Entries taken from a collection
* * * * * * * * *

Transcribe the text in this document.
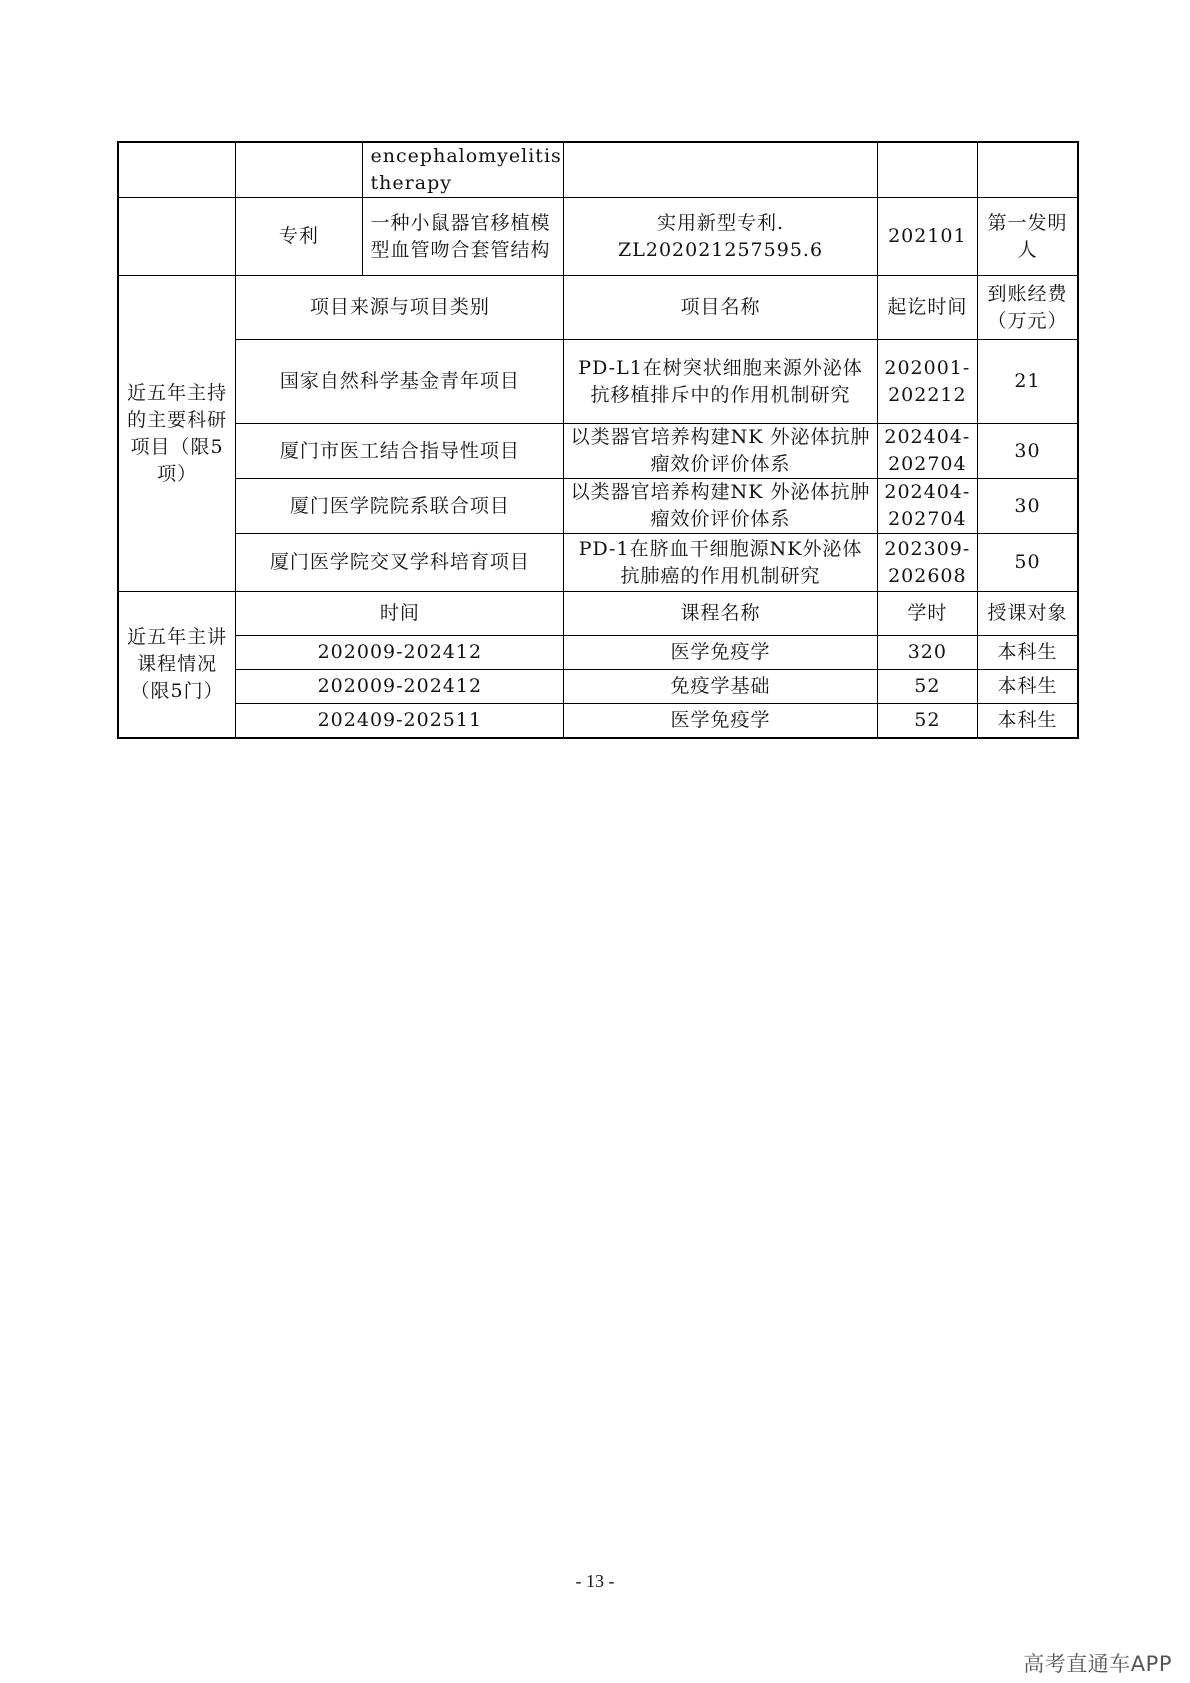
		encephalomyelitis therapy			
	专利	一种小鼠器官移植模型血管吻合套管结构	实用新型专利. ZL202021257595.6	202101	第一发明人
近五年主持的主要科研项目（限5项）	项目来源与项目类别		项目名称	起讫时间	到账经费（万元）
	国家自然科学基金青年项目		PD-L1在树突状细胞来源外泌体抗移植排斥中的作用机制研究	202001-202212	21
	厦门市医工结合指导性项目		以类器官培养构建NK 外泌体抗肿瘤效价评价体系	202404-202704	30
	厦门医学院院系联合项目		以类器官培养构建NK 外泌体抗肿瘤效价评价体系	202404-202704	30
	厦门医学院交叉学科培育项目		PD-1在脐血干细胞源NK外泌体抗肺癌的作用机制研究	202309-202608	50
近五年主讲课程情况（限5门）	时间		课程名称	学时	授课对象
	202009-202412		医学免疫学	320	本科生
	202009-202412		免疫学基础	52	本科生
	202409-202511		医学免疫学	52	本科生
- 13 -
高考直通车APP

* * * * * * * * *

__Your instructions__:
Quote the records above in full, dropping each picture.

__Output__:
Transcribe the text in this document.
		encephalomyelitis therapy			
	专利	一种小鼠器官移植模型血管吻合套管结构	实用新型专利. ZL202021257595.6	202101	第一发明人
近五年主持的主要科研项目（限5项）	项目来源与项目类别		项目名称	起讫时间	到账经费（万元）
	国家自然科学基金青年项目		PD-L1在树突状细胞来源外泌体抗移植排斥中的作用机制研究	202001-202212	21
	厦门市医工结合指导性项目		以类器官培养构建NK 外泌体抗肿瘤效价评价体系	202404-202704	30
	厦门医学院院系联合项目		以类器官培养构建NK 外泌体抗肿瘤效价评价体系	202404-202704	30
	厦门医学院交叉学科培育项目		PD-1在脐血干细胞源NK外泌体抗肺癌的作用机制研究	202309-202608	50
近五年主讲课程情况（限5门）	时间		课程名称	学时	授课对象
	202009-202412		医学免疫学	320	本科生
	202009-202412		免疫学基础	52	本科生
	202409-202511		医学免疫学	52	本科生
- 13 -
高考直通车APP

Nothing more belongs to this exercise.